◆ Texte de l'exercice
La présidente du Malawi, Joyce Banda, joue sa survie politique dans une élection présidentielle au résultat incertain mardi, son passage aux affaires depuis deux ans ayant été marqué par des difficultés économiques et un scandale de détournement de fonds publics.
Joyce Banda, 64 ans, était arrivée au pouvoir en avril 2012 à la mort du président Bingu wa Mutharika, qui était alors de plus en plus critiqué pour ses dérives autocratiques. Bien que brouillée avec lui, elle était restée sa vice-présidente et lui a donc succédé sans être élue.
Elle a aussitôt voulu incarner le changement mais son court mandat a été entaché par le détournement de 30 millions de dollars de fonds publics.On aurait pu acheter avec cette somme, selon des ONG locales, les médicaments nécessaires à sept hôpitaux pour un an et creuser 1.625 puits.
Joyce Banda, qui nie toute implication, a réagi par une purge - limitée - au sommet de l'Etat.Mais les bailleurs de fonds, avec qui elle avait recollé les morceaux après la brouille des années Mutharika, ont à nouveau bloqué une partie de leur aide.Or ils financent près de 40% du budget de l'Etat.
Pendant les premiers mois de sa présidence, Joyce Banda avait été couverte d'éloges pour ses efforts en vue de réformer l'économie de ce très pauvre pays d'Afrique australe, souffrant de graves pénuries de devises et de carburant.
Une publicité à la télévision publique MBC montre d'ailleurs la directrice générale du Fonds monétaire international (FMI), Christine Lagarde, la couvrant d'éloges à l'époque.
Mais la cure d'austérité qu'elle a imposée au pays s'est accompagnée d'une forte dévaluation du kwacha, la monnaie nationale, génératrice d'une forte inflation qui a surtout affecté les plus pauvres.Cela pourrait lui coûter bien des suffrages, alors que près de la moitié des 15 millions de Malawites vivent avec moins d'un dollar par jour.
"Un grand nombre de mesures économiques qu'elle a prises, qui ont été encensées par la communauté internationale à bien des égards, ont érodé sa popularité au Malawi", relève Aditi Lalbahadur, chercheur à l'Institut sud-africain des affaires internationales (SAIIA).
L'ancien président Bingu wa Mutharika s'était justement refusé à dévaluer.

◆ Travail à faire
(a) Relevez toutes les personnes désignées par leur nom dans l'article sur l'élection présidentielle au Malawi.
(b) Poursuivez l'article sur l'élection présidentielle au Malawi après sa dernière phrase.
Le matériel ci-dessous n'est pas nécessaire.

◆ Données enregistrées
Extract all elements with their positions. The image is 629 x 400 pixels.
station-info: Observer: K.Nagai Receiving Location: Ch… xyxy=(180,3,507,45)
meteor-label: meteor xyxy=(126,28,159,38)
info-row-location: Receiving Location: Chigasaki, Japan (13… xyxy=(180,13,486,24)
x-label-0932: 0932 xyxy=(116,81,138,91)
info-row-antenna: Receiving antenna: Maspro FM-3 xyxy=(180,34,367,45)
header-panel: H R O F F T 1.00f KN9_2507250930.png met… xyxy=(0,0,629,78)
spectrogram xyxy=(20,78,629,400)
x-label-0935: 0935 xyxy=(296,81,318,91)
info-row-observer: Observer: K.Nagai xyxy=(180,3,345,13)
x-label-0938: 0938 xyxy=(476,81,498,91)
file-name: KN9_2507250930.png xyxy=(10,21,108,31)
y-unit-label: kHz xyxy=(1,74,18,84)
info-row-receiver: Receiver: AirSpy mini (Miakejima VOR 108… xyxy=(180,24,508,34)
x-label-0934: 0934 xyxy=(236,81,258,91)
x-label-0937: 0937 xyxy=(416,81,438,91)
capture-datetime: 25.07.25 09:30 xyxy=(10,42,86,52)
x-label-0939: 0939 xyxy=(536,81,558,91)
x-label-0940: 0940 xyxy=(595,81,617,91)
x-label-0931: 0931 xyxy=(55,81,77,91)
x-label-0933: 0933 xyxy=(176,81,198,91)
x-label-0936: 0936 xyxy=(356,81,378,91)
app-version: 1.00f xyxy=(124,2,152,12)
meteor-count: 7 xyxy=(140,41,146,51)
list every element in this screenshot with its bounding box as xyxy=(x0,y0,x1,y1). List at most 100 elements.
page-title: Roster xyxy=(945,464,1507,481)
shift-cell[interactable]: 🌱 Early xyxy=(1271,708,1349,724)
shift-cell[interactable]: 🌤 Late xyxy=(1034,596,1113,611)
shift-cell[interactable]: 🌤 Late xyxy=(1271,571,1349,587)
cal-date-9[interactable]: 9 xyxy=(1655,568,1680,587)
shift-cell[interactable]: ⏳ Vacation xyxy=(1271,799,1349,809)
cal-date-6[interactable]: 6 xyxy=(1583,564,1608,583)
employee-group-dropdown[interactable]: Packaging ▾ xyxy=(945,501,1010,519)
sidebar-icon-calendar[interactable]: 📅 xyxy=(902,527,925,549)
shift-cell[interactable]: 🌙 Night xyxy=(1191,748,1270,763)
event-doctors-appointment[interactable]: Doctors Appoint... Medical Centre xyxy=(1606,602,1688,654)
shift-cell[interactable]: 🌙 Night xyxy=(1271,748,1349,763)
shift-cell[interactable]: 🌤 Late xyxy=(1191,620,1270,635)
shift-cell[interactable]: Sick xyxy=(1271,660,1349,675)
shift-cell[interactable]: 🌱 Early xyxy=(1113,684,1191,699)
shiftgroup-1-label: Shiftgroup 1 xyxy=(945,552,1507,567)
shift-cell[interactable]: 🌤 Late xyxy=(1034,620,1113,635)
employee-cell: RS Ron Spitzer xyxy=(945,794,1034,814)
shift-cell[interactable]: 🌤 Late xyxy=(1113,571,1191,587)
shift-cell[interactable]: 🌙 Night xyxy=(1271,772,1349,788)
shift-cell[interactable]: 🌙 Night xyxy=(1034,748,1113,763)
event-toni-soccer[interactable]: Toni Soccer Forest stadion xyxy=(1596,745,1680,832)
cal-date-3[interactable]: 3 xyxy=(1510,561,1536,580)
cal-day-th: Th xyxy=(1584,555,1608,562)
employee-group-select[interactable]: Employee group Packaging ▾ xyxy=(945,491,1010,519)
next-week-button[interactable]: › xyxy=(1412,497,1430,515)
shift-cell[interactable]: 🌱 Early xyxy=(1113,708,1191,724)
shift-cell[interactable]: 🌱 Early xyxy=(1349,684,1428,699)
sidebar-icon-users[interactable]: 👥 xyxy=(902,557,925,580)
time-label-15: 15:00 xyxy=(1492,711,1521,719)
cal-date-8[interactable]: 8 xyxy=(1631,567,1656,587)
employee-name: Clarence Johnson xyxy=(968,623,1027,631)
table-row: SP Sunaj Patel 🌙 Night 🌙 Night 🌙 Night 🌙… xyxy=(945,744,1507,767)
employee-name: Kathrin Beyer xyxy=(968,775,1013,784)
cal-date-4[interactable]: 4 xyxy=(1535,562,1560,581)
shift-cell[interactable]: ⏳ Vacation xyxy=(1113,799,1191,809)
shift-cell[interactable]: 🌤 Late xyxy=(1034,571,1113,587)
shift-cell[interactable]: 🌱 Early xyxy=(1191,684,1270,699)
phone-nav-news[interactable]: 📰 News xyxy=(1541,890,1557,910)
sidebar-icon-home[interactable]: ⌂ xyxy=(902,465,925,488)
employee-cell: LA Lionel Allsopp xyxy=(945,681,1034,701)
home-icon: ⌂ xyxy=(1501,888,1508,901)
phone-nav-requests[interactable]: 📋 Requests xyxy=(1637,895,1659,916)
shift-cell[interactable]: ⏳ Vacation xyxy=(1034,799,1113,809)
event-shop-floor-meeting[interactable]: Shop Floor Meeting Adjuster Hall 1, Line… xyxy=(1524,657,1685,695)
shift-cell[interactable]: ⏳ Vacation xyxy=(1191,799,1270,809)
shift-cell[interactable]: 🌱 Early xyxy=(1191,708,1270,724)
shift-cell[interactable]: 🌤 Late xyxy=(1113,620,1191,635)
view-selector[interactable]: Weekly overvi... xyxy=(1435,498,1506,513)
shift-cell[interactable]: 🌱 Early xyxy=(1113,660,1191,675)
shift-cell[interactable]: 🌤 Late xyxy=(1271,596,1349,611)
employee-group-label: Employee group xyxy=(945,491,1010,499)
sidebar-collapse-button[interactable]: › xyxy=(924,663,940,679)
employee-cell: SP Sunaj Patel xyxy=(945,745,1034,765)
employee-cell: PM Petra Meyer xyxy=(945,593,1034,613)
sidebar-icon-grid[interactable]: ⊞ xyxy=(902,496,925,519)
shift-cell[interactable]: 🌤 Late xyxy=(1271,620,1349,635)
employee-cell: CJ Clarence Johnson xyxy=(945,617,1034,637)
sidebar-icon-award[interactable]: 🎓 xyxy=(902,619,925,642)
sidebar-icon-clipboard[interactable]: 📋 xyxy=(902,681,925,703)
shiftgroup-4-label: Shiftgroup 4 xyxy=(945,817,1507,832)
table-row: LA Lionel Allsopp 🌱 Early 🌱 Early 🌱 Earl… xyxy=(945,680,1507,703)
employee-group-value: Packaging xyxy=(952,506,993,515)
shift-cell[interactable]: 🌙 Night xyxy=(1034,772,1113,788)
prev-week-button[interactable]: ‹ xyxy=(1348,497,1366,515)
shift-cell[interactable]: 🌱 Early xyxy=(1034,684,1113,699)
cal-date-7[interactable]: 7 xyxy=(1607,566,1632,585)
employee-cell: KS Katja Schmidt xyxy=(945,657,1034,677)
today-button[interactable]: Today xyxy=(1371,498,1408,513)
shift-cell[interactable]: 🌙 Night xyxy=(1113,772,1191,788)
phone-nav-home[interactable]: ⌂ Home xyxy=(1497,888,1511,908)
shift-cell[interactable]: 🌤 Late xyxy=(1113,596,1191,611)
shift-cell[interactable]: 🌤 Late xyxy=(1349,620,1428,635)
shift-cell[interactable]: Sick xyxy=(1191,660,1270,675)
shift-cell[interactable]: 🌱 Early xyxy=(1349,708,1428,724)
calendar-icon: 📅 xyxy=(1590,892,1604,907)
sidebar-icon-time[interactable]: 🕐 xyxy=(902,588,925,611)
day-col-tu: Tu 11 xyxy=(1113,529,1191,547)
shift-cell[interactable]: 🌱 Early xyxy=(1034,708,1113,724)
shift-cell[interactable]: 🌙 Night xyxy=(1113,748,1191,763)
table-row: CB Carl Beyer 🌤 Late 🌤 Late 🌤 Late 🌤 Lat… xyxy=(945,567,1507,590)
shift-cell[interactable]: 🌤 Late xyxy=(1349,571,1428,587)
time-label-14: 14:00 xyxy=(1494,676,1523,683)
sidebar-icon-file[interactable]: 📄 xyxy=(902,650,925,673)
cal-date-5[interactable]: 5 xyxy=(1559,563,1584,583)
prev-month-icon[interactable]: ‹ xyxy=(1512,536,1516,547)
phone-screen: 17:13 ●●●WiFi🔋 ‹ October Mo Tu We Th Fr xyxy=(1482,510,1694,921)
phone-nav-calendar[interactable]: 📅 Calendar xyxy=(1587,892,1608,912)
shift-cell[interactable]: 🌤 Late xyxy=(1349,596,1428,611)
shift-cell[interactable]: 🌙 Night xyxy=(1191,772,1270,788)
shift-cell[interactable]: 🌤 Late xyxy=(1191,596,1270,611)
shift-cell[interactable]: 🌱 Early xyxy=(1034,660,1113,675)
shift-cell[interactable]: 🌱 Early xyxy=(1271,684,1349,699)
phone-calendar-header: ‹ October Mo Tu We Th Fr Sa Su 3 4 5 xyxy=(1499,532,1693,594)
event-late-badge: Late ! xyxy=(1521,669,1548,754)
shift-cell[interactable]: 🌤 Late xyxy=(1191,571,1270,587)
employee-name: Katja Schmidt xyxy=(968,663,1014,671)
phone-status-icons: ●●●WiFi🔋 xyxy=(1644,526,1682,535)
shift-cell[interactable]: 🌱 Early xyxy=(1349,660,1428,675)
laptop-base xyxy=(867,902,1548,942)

◆ Corrigé
(a) Joyce Banda, Bingu wa Mutharika, Christine Lagarde, Aditi Lalbahadur

(b)
Pour l'opposition, le scandale du détournement de fonds publics - le "Cashgate" - est pain bénit.Peter Mutharika, frère du défunt président, désormais le plus sérieux rival de la présidente, accuse même Mme Banda d'avoir organisé le détournement pour financer sa campagne.
Plus généralement, on reproche à la présidente d'abuser des ressources de l'Etat pour acheter des voix en distribuant des sacs de maïs, base de l'alimentation de la plupart des Malawites.
- Frère et fils d'ancien président -
Quatre candidats, sur les 12 concurrents en lice pour cette présidentielle, ont une chance de l'emporter, selon les observateurs.
"Nous n'avons jamais vraiment eu d'élection aussi indécise", a commenté Boniface Dulani, coordinateur du projet de recherche Afrobaromètre au Malawi.Les sondages ont donné des résultats contradictoires.
Peter Mutharika, 74 ans, promet le retour à un bon fonctionnement de l'Etat en reprenant l'oeuvre de son frère, qui en avait fait son héritier.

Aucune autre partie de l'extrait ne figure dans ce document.